START
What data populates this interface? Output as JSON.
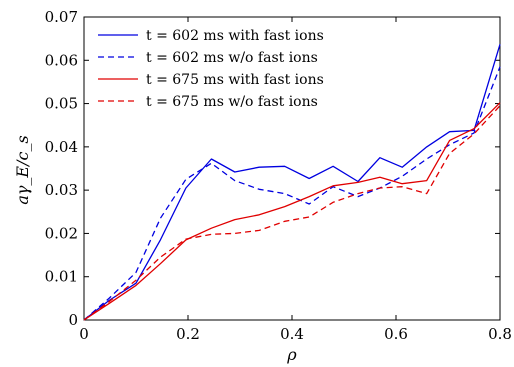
{
  "chart_data": {
    "type": "line",
    "xlabel": "ρ",
    "ylabel": "aγ_E/c_s",
    "xlim": [
      0,
      0.8
    ],
    "ylim": [
      0,
      0.07
    ],
    "xticks": [
      0,
      0.2,
      0.4,
      0.6,
      0.8
    ],
    "xtick_labels": [
      "0",
      "0.2",
      "0.4",
      "0.6",
      "0.8"
    ],
    "yticks": [
      0,
      0.01,
      0.02,
      0.03,
      0.04,
      0.05,
      0.06,
      0.07
    ],
    "ytick_labels": [
      "0",
      "0.01",
      "0.02",
      "0.03",
      "0.04",
      "0.05",
      "0.06",
      "0.07"
    ],
    "grid": false,
    "legend_position": "top-left",
    "series": [
      {
        "name": "t = 602 ms with fast ions",
        "t_label": "t = 602 ms with fast ions",
        "color": "#0000e0",
        "dash": "solid",
        "x": [
          0,
          0.048,
          0.1,
          0.147,
          0.196,
          0.245,
          0.29,
          0.337,
          0.386,
          0.433,
          0.479,
          0.527,
          0.569,
          0.612,
          0.659,
          0.703,
          0.75,
          0.8
        ],
        "y": [
          0,
          0.0045,
          0.0085,
          0.0185,
          0.0305,
          0.0372,
          0.0342,
          0.0353,
          0.0355,
          0.0327,
          0.0355,
          0.032,
          0.0375,
          0.0353,
          0.04,
          0.0435,
          0.0438,
          0.0637
        ]
      },
      {
        "name": "t = 602 ms w/o fast ions",
        "t_label": "t = 602 ms w/o fast ions",
        "color": "#0000e0",
        "dash": "dashed",
        "x": [
          0,
          0.048,
          0.1,
          0.147,
          0.196,
          0.245,
          0.29,
          0.337,
          0.386,
          0.433,
          0.479,
          0.527,
          0.569,
          0.612,
          0.659,
          0.703,
          0.75,
          0.8
        ],
        "y": [
          0,
          0.005,
          0.011,
          0.0235,
          0.0325,
          0.0362,
          0.0322,
          0.0302,
          0.0292,
          0.0268,
          0.0308,
          0.0285,
          0.0305,
          0.0332,
          0.0372,
          0.0405,
          0.0432,
          0.0585
        ]
      },
      {
        "name": "t = 675 ms with fast ions",
        "t_label": "t = 675 ms with fast ions",
        "color": "#e00000",
        "dash": "solid",
        "x": [
          0,
          0.048,
          0.1,
          0.147,
          0.196,
          0.245,
          0.29,
          0.337,
          0.386,
          0.433,
          0.479,
          0.527,
          0.569,
          0.612,
          0.659,
          0.703,
          0.75,
          0.8
        ],
        "y": [
          0,
          0.0038,
          0.008,
          0.013,
          0.0185,
          0.0212,
          0.0232,
          0.0243,
          0.0262,
          0.0285,
          0.031,
          0.0318,
          0.033,
          0.0315,
          0.0322,
          0.0415,
          0.0442,
          0.0502
        ]
      },
      {
        "name": "t = 675 ms w/o fast ions",
        "t_label": "t = 675 ms w/o fast ions",
        "color": "#e00000",
        "dash": "dashed",
        "x": [
          0,
          0.048,
          0.1,
          0.147,
          0.196,
          0.245,
          0.29,
          0.337,
          0.386,
          0.433,
          0.479,
          0.527,
          0.569,
          0.612,
          0.659,
          0.703,
          0.75,
          0.8
        ],
        "y": [
          0,
          0.0042,
          0.0092,
          0.0145,
          0.0187,
          0.0198,
          0.02,
          0.0207,
          0.0228,
          0.0238,
          0.0272,
          0.0292,
          0.0305,
          0.0308,
          0.0292,
          0.0385,
          0.043,
          0.0495
        ]
      }
    ]
  }
}
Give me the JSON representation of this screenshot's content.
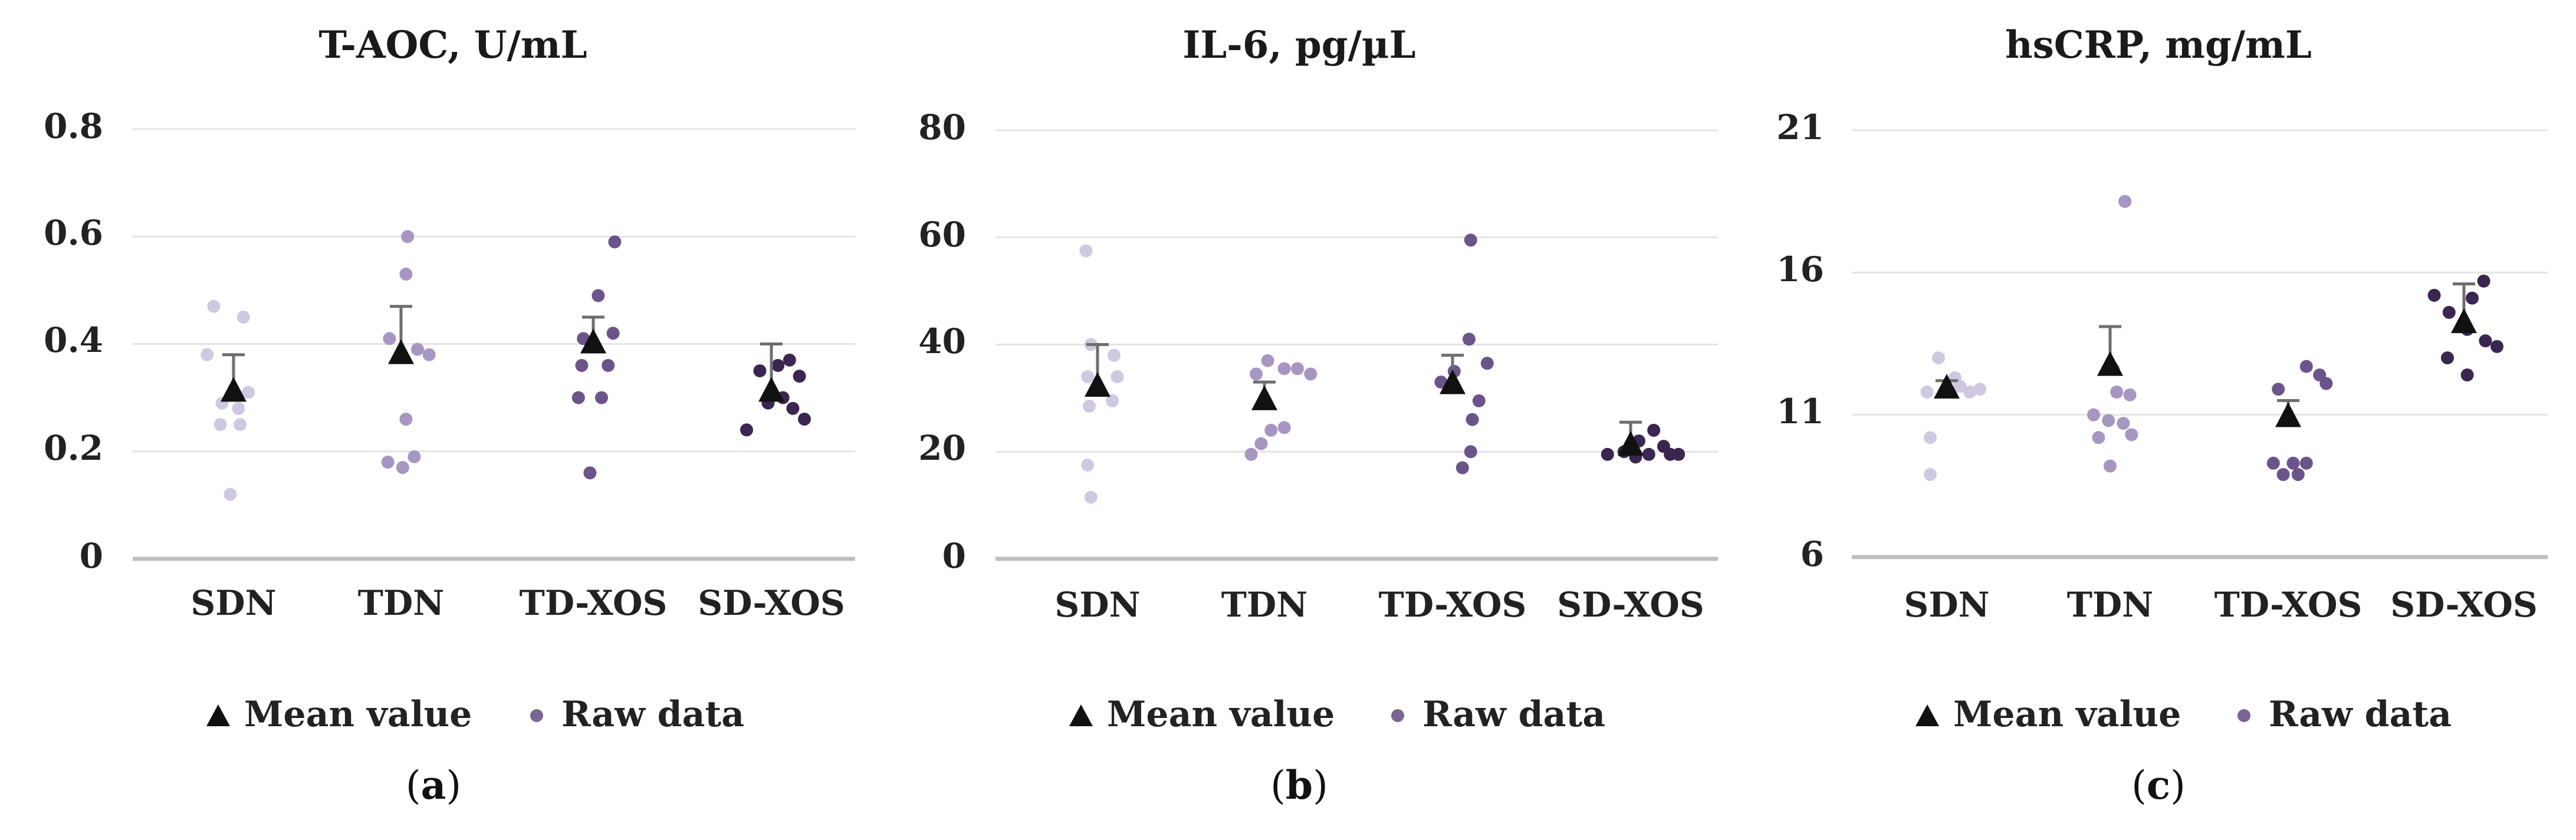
END
GOAL |
Leave every image out, and retype the material exactly.

WRITTEN REPLY |
What data populates this interface? Output as JSON.
{
  "chart_data": {
    "type": "line",
    "xlabel": "ρ",
    "ylabel": "aγ_E/c_s",
    "xlim": [
      0,
      0.8
    ],
    "ylim": [
      0,
      0.07
    ],
    "xticks": [
      0,
      0.2,
      0.4,
      0.6,
      0.8
    ],
    "xtick_labels": [
      "0",
      "0.2",
      "0.4",
      "0.6",
      "0.8"
    ],
    "yticks": [
      0,
      0.01,
      0.02,
      0.03,
      0.04,
      0.05,
      0.06,
      0.07
    ],
    "ytick_labels": [
      "0",
      "0.01",
      "0.02",
      "0.03",
      "0.04",
      "0.05",
      "0.06",
      "0.07"
    ],
    "grid": false,
    "legend_position": "top-left",
    "series": [
      {
        "name": "t = 602 ms with fast ions",
        "t_label": "t = 602 ms with fast ions",
        "color": "#0000e0",
        "dash": "solid",
        "x": [
          0,
          0.048,
          0.1,
          0.147,
          0.196,
          0.245,
          0.29,
          0.337,
          0.386,
          0.433,
          0.479,
          0.527,
          0.569,
          0.612,
          0.659,
          0.703,
          0.75,
          0.8
        ],
        "y": [
          0,
          0.0045,
          0.0085,
          0.0185,
          0.0305,
          0.0372,
          0.0342,
          0.0353,
          0.0355,
          0.0327,
          0.0355,
          0.032,
          0.0375,
          0.0353,
          0.04,
          0.0435,
          0.0438,
          0.0637
        ]
      },
      {
        "name": "t = 602 ms w/o fast ions",
        "t_label": "t = 602 ms w/o fast ions",
        "color": "#0000e0",
        "dash": "dashed",
        "x": [
          0,
          0.048,
          0.1,
          0.147,
          0.196,
          0.245,
          0.29,
          0.337,
          0.386,
          0.433,
          0.479,
          0.527,
          0.569,
          0.612,
          0.659,
          0.703,
          0.75,
          0.8
        ],
        "y": [
          0,
          0.005,
          0.011,
          0.0235,
          0.0325,
          0.0362,
          0.0322,
          0.0302,
          0.0292,
          0.0268,
          0.0308,
          0.0285,
          0.0305,
          0.0332,
          0.0372,
          0.0405,
          0.0432,
          0.0585
        ]
      },
      {
        "name": "t = 675 ms with fast ions",
        "t_label": "t = 675 ms with fast ions",
        "color": "#e00000",
        "dash": "solid",
        "x": [
          0,
          0.048,
          0.1,
          0.147,
          0.196,
          0.245,
          0.29,
          0.337,
          0.386,
          0.433,
          0.479,
          0.527,
          0.569,
          0.612,
          0.659,
          0.703,
          0.75,
          0.8
        ],
        "y": [
          0,
          0.0038,
          0.008,
          0.013,
          0.0185,
          0.0212,
          0.0232,
          0.0243,
          0.0262,
          0.0285,
          0.031,
          0.0318,
          0.033,
          0.0315,
          0.0322,
          0.0415,
          0.0442,
          0.0502
        ]
      },
      {
        "name": "t = 675 ms w/o fast ions",
        "t_label": "t = 675 ms w/o fast ions",
        "color": "#e00000",
        "dash": "dashed",
        "x": [
          0,
          0.048,
          0.1,
          0.147,
          0.196,
          0.245,
          0.29,
          0.337,
          0.386,
          0.433,
          0.479,
          0.527,
          0.569,
          0.612,
          0.659,
          0.703,
          0.75,
          0.8
        ],
        "y": [
          0,
          0.0042,
          0.0092,
          0.0145,
          0.0187,
          0.0198,
          0.02,
          0.0207,
          0.0228,
          0.0238,
          0.0272,
          0.0292,
          0.0305,
          0.0308,
          0.0292,
          0.0385,
          0.043,
          0.0495
        ]
      }
    ]
  }
}
Give me the JSON representation of this screenshot's content.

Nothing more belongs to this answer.